──────── Extracted entries
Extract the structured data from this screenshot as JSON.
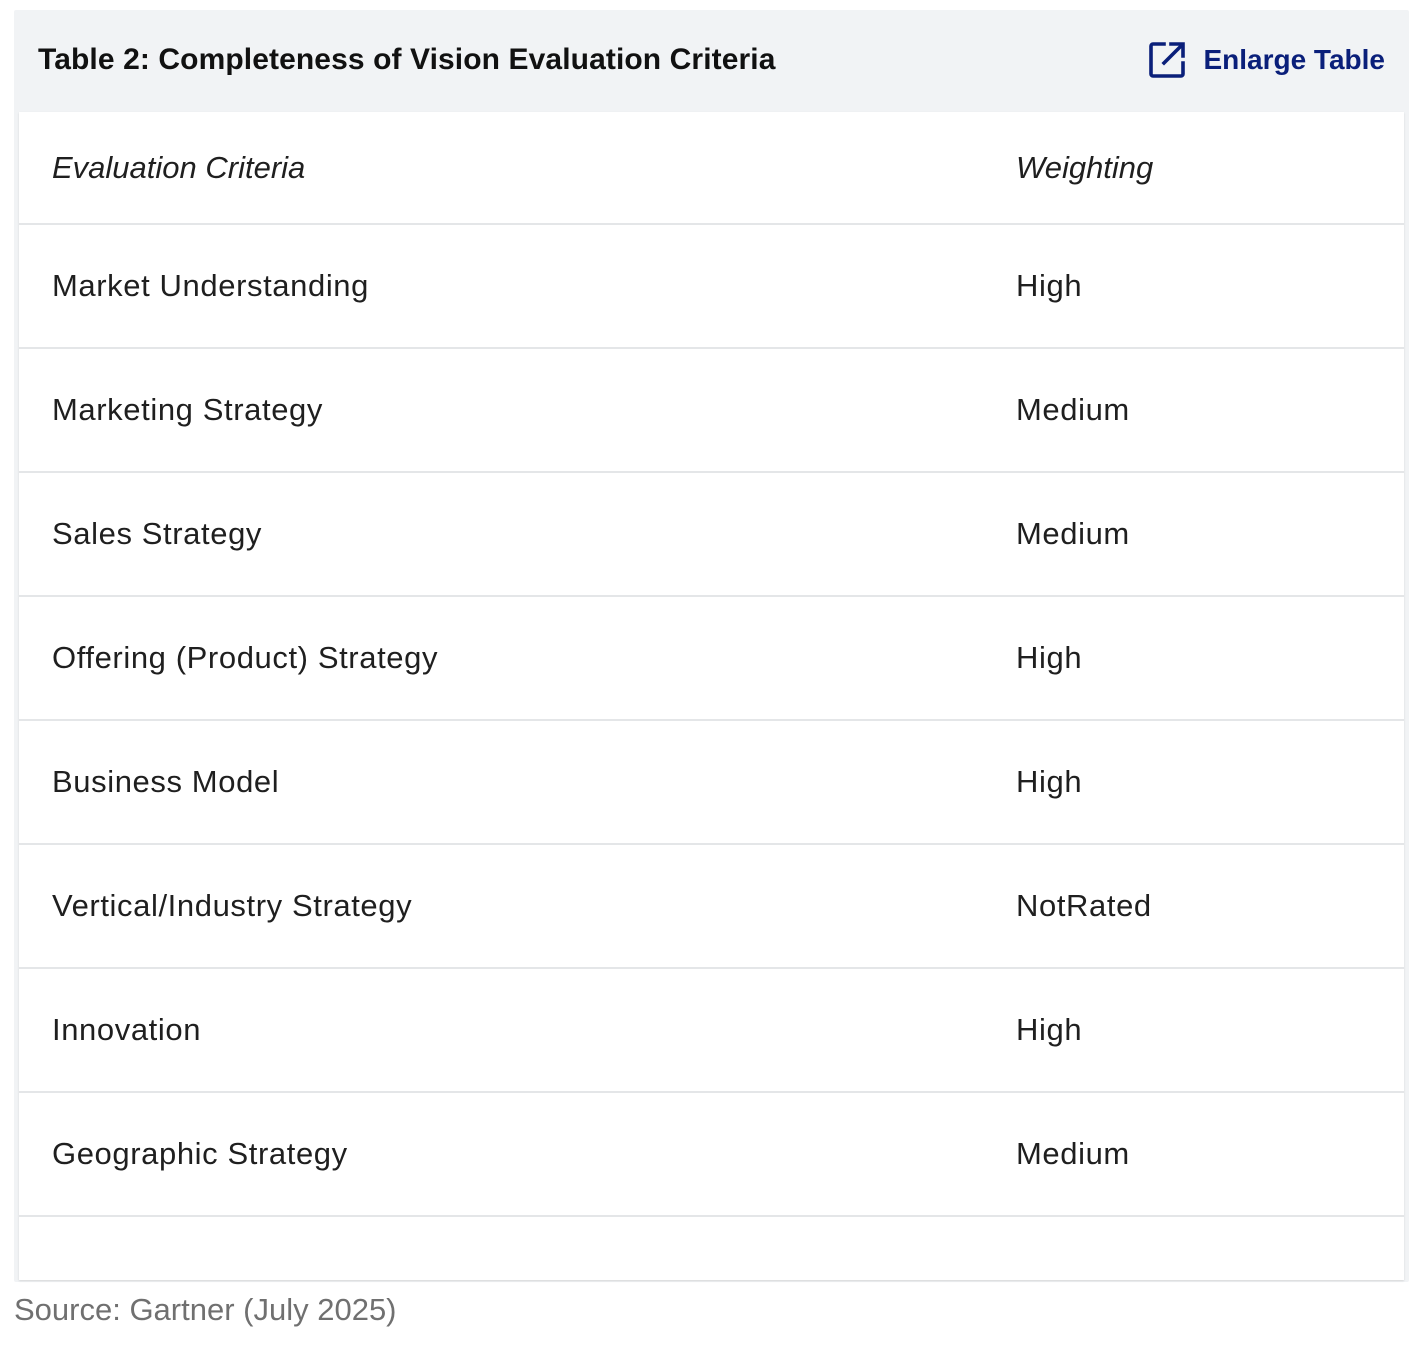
{
  "header": {
    "title": "Table 2: Completeness of Vision Evaluation Criteria",
    "enlarge_label": "Enlarge Table",
    "enlarge_icon": "external-link-icon",
    "accent_color": "#0a1f7a"
  },
  "table": {
    "columns": [
      "Evaluation Criteria",
      "Weighting"
    ],
    "rows": [
      {
        "criteria": "Market Understanding",
        "weighting": "High"
      },
      {
        "criteria": "Marketing Strategy",
        "weighting": "Medium"
      },
      {
        "criteria": "Sales Strategy",
        "weighting": "Medium"
      },
      {
        "criteria": "Offering (Product) Strategy",
        "weighting": "High"
      },
      {
        "criteria": "Business Model",
        "weighting": "High"
      },
      {
        "criteria": "Vertical/Industry Strategy",
        "weighting": "NotRated"
      },
      {
        "criteria": "Innovation",
        "weighting": "High"
      },
      {
        "criteria": "Geographic Strategy",
        "weighting": "Medium"
      }
    ]
  },
  "footer": {
    "source": "Source: Gartner (July 2025)"
  }
}
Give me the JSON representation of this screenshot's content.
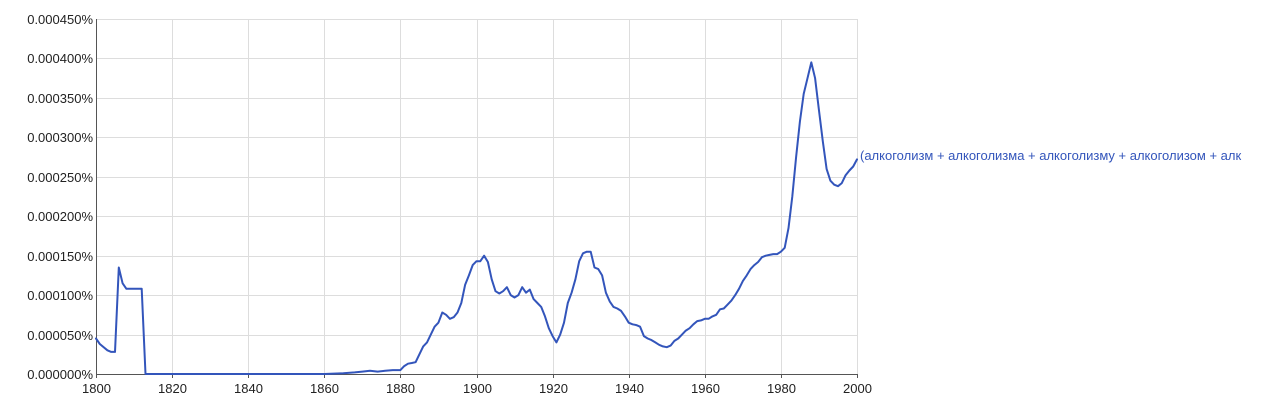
{
  "chart_data": {
    "type": "line",
    "title": "",
    "xlabel": "",
    "ylabel": "",
    "xlim": [
      1800,
      2000
    ],
    "ylim": [
      0,
      0.00045
    ],
    "grid": true,
    "legend": "end-of-line",
    "x_ticks": [
      1800,
      1820,
      1840,
      1860,
      1880,
      1900,
      1920,
      1940,
      1960,
      1980,
      2000
    ],
    "y_ticks": [
      0,
      5e-05,
      0.0001,
      0.00015,
      0.0002,
      0.00025,
      0.0003,
      0.00035,
      0.0004,
      0.00045
    ],
    "x_tick_labels": [
      "1800",
      "1820",
      "1840",
      "1860",
      "1880",
      "1900",
      "1920",
      "1940",
      "1960",
      "1980",
      "2000"
    ],
    "y_tick_labels": [
      "0.000000%",
      "0.000050%",
      "0.000100%",
      "0.000150%",
      "0.000200%",
      "0.000250%",
      "0.000300%",
      "0.000350%",
      "0.000400%",
      "0.000450%"
    ],
    "series": [
      {
        "name": "(алкоголизм + алкоголизма + алкоголизму + алкоголизом + алк",
        "color": "#3355bb",
        "x": [
          1800,
          1801,
          1803,
          1804,
          1805,
          1806,
          1807,
          1808,
          1811,
          1812,
          1813,
          1830,
          1850,
          1860,
          1865,
          1868,
          1870,
          1872,
          1874,
          1876,
          1878,
          1880,
          1881,
          1882,
          1883,
          1884,
          1885,
          1886,
          1887,
          1888,
          1889,
          1890,
          1891,
          1892,
          1893,
          1894,
          1895,
          1896,
          1897,
          1898,
          1899,
          1900,
          1901,
          1902,
          1903,
          1904,
          1905,
          1906,
          1907,
          1908,
          1909,
          1910,
          1911,
          1912,
          1913,
          1914,
          1915,
          1916,
          1917,
          1918,
          1919,
          1920,
          1921,
          1922,
          1923,
          1924,
          1925,
          1926,
          1927,
          1928,
          1929,
          1930,
          1931,
          1932,
          1933,
          1934,
          1935,
          1936,
          1937,
          1938,
          1939,
          1940,
          1941,
          1942,
          1943,
          1944,
          1945,
          1946,
          1947,
          1948,
          1949,
          1950,
          1951,
          1952,
          1953,
          1954,
          1955,
          1956,
          1957,
          1958,
          1959,
          1960,
          1961,
          1962,
          1963,
          1964,
          1965,
          1966,
          1967,
          1968,
          1969,
          1970,
          1971,
          1972,
          1973,
          1974,
          1975,
          1976,
          1977,
          1978,
          1979,
          1980,
          1981,
          1982,
          1983,
          1984,
          1985,
          1986,
          1987,
          1988,
          1989,
          1990,
          1991,
          1992,
          1993,
          1994,
          1995,
          1996,
          1997,
          1998,
          1999,
          2000
        ],
        "values": [
          4.5e-05,
          3.8e-05,
          3e-05,
          2.8e-05,
          2.8e-05,
          0.000135,
          0.000115,
          0.000108,
          0.000108,
          0.000108,
          0.0,
          0.0,
          0.0,
          0.0,
          1e-06,
          2e-06,
          3e-06,
          4e-06,
          3e-06,
          4e-06,
          5e-06,
          5e-06,
          1e-05,
          1.3e-05,
          1.4e-05,
          1.5e-05,
          2.5e-05,
          3.5e-05,
          4e-05,
          5e-05,
          6e-05,
          6.5e-05,
          7.8e-05,
          7.5e-05,
          7e-05,
          7.2e-05,
          7.8e-05,
          9e-05,
          0.000113,
          0.000125,
          0.000138,
          0.000143,
          0.000143,
          0.00015,
          0.000142,
          0.00012,
          0.000105,
          0.000102,
          0.000105,
          0.00011,
          0.0001,
          9.7e-05,
          0.0001,
          0.00011,
          0.000103,
          0.000107,
          9.5e-05,
          9e-05,
          8.5e-05,
          7.3e-05,
          5.8e-05,
          4.8e-05,
          4e-05,
          5e-05,
          6.5e-05,
          9e-05,
          0.000103,
          0.00012,
          0.000143,
          0.000153,
          0.000155,
          0.000155,
          0.000135,
          0.000133,
          0.000125,
          0.000103,
          9.2e-05,
          8.5e-05,
          8.3e-05,
          8e-05,
          7.3e-05,
          6.5e-05,
          6.3e-05,
          6.2e-05,
          6e-05,
          4.8e-05,
          4.5e-05,
          4.3e-05,
          4e-05,
          3.7e-05,
          3.5e-05,
          3.4e-05,
          3.6e-05,
          4.2e-05,
          4.5e-05,
          5e-05,
          5.5e-05,
          5.8e-05,
          6.3e-05,
          6.7e-05,
          6.8e-05,
          7e-05,
          7e-05,
          7.3e-05,
          7.5e-05,
          8.2e-05,
          8.3e-05,
          8.8e-05,
          9.3e-05,
          0.0001,
          0.000108,
          0.000118,
          0.000125,
          0.000133,
          0.000138,
          0.000142,
          0.000148,
          0.00015,
          0.000151,
          0.000152,
          0.000152,
          0.000155,
          0.00016,
          0.000185,
          0.000225,
          0.000275,
          0.00032,
          0.000355,
          0.000375,
          0.000395,
          0.000375,
          0.000335,
          0.000295,
          0.00026,
          0.000245,
          0.00024,
          0.000238,
          0.000242,
          0.000252,
          0.000258,
          0.000263,
          0.000272
        ]
      }
    ]
  }
}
────────────────
_What you are asked to do:_ Write out the records above exactly as they appear, leaving out any pictures.

_Answer:_
Extract the structured data from this screenshot as JSON.
{
  "header": {
    "title": "Table 2: Completeness of Vision Evaluation Criteria",
    "enlarge_label": "Enlarge Table",
    "enlarge_icon": "external-link-icon",
    "accent_color": "#0a1f7a"
  },
  "table": {
    "columns": [
      "Evaluation Criteria",
      "Weighting"
    ],
    "rows": [
      {
        "criteria": "Market Understanding",
        "weighting": "High"
      },
      {
        "criteria": "Marketing Strategy",
        "weighting": "Medium"
      },
      {
        "criteria": "Sales Strategy",
        "weighting": "Medium"
      },
      {
        "criteria": "Offering (Product) Strategy",
        "weighting": "High"
      },
      {
        "criteria": "Business Model",
        "weighting": "High"
      },
      {
        "criteria": "Vertical/Industry Strategy",
        "weighting": "NotRated"
      },
      {
        "criteria": "Innovation",
        "weighting": "High"
      },
      {
        "criteria": "Geographic Strategy",
        "weighting": "Medium"
      }
    ]
  },
  "footer": {
    "source": "Source: Gartner (July 2025)"
  }
}
Give me the JSON representation of this screenshot's content.
{
  "chart_data": {
    "type": "line",
    "title": "",
    "xlabel": "",
    "ylabel": "",
    "xlim": [
      1800,
      2000
    ],
    "ylim": [
      0,
      0.00045
    ],
    "grid": true,
    "legend": "end-of-line",
    "x_ticks": [
      1800,
      1820,
      1840,
      1860,
      1880,
      1900,
      1920,
      1940,
      1960,
      1980,
      2000
    ],
    "y_ticks": [
      0,
      5e-05,
      0.0001,
      0.00015,
      0.0002,
      0.00025,
      0.0003,
      0.00035,
      0.0004,
      0.00045
    ],
    "x_tick_labels": [
      "1800",
      "1820",
      "1840",
      "1860",
      "1880",
      "1900",
      "1920",
      "1940",
      "1960",
      "1980",
      "2000"
    ],
    "y_tick_labels": [
      "0.000000%",
      "0.000050%",
      "0.000100%",
      "0.000150%",
      "0.000200%",
      "0.000250%",
      "0.000300%",
      "0.000350%",
      "0.000400%",
      "0.000450%"
    ],
    "series": [
      {
        "name": "(алкоголизм + алкоголизма + алкоголизму + алкоголизом + алк",
        "color": "#3355bb",
        "x": [
          1800,
          1801,
          1803,
          1804,
          1805,
          1806,
          1807,
          1808,
          1811,
          1812,
          1813,
          1830,
          1850,
          1860,
          1865,
          1868,
          1870,
          1872,
          1874,
          1876,
          1878,
          1880,
          1881,
          1882,
          1883,
          1884,
          1885,
          1886,
          1887,
          1888,
          1889,
          1890,
          1891,
          1892,
          1893,
          1894,
          1895,
          1896,
          1897,
          1898,
          1899,
          1900,
          1901,
          1902,
          1903,
          1904,
          1905,
          1906,
          1907,
          1908,
          1909,
          1910,
          1911,
          1912,
          1913,
          1914,
          1915,
          1916,
          1917,
          1918,
          1919,
          1920,
          1921,
          1922,
          1923,
          1924,
          1925,
          1926,
          1927,
          1928,
          1929,
          1930,
          1931,
          1932,
          1933,
          1934,
          1935,
          1936,
          1937,
          1938,
          1939,
          1940,
          1941,
          1942,
          1943,
          1944,
          1945,
          1946,
          1947,
          1948,
          1949,
          1950,
          1951,
          1952,
          1953,
          1954,
          1955,
          1956,
          1957,
          1958,
          1959,
          1960,
          1961,
          1962,
          1963,
          1964,
          1965,
          1966,
          1967,
          1968,
          1969,
          1970,
          1971,
          1972,
          1973,
          1974,
          1975,
          1976,
          1977,
          1978,
          1979,
          1980,
          1981,
          1982,
          1983,
          1984,
          1985,
          1986,
          1987,
          1988,
          1989,
          1990,
          1991,
          1992,
          1993,
          1994,
          1995,
          1996,
          1997,
          1998,
          1999,
          2000
        ],
        "values": [
          4.5e-05,
          3.8e-05,
          3e-05,
          2.8e-05,
          2.8e-05,
          0.000135,
          0.000115,
          0.000108,
          0.000108,
          0.000108,
          0.0,
          0.0,
          0.0,
          0.0,
          1e-06,
          2e-06,
          3e-06,
          4e-06,
          3e-06,
          4e-06,
          5e-06,
          5e-06,
          1e-05,
          1.3e-05,
          1.4e-05,
          1.5e-05,
          2.5e-05,
          3.5e-05,
          4e-05,
          5e-05,
          6e-05,
          6.5e-05,
          7.8e-05,
          7.5e-05,
          7e-05,
          7.2e-05,
          7.8e-05,
          9e-05,
          0.000113,
          0.000125,
          0.000138,
          0.000143,
          0.000143,
          0.00015,
          0.000142,
          0.00012,
          0.000105,
          0.000102,
          0.000105,
          0.00011,
          0.0001,
          9.7e-05,
          0.0001,
          0.00011,
          0.000103,
          0.000107,
          9.5e-05,
          9e-05,
          8.5e-05,
          7.3e-05,
          5.8e-05,
          4.8e-05,
          4e-05,
          5e-05,
          6.5e-05,
          9e-05,
          0.000103,
          0.00012,
          0.000143,
          0.000153,
          0.000155,
          0.000155,
          0.000135,
          0.000133,
          0.000125,
          0.000103,
          9.2e-05,
          8.5e-05,
          8.3e-05,
          8e-05,
          7.3e-05,
          6.5e-05,
          6.3e-05,
          6.2e-05,
          6e-05,
          4.8e-05,
          4.5e-05,
          4.3e-05,
          4e-05,
          3.7e-05,
          3.5e-05,
          3.4e-05,
          3.6e-05,
          4.2e-05,
          4.5e-05,
          5e-05,
          5.5e-05,
          5.8e-05,
          6.3e-05,
          6.7e-05,
          6.8e-05,
          7e-05,
          7e-05,
          7.3e-05,
          7.5e-05,
          8.2e-05,
          8.3e-05,
          8.8e-05,
          9.3e-05,
          0.0001,
          0.000108,
          0.000118,
          0.000125,
          0.000133,
          0.000138,
          0.000142,
          0.000148,
          0.00015,
          0.000151,
          0.000152,
          0.000152,
          0.000155,
          0.00016,
          0.000185,
          0.000225,
          0.000275,
          0.00032,
          0.000355,
          0.000375,
          0.000395,
          0.000375,
          0.000335,
          0.000295,
          0.00026,
          0.000245,
          0.00024,
          0.000238,
          0.000242,
          0.000252,
          0.000258,
          0.000263,
          0.000272
        ]
      }
    ]
  }
}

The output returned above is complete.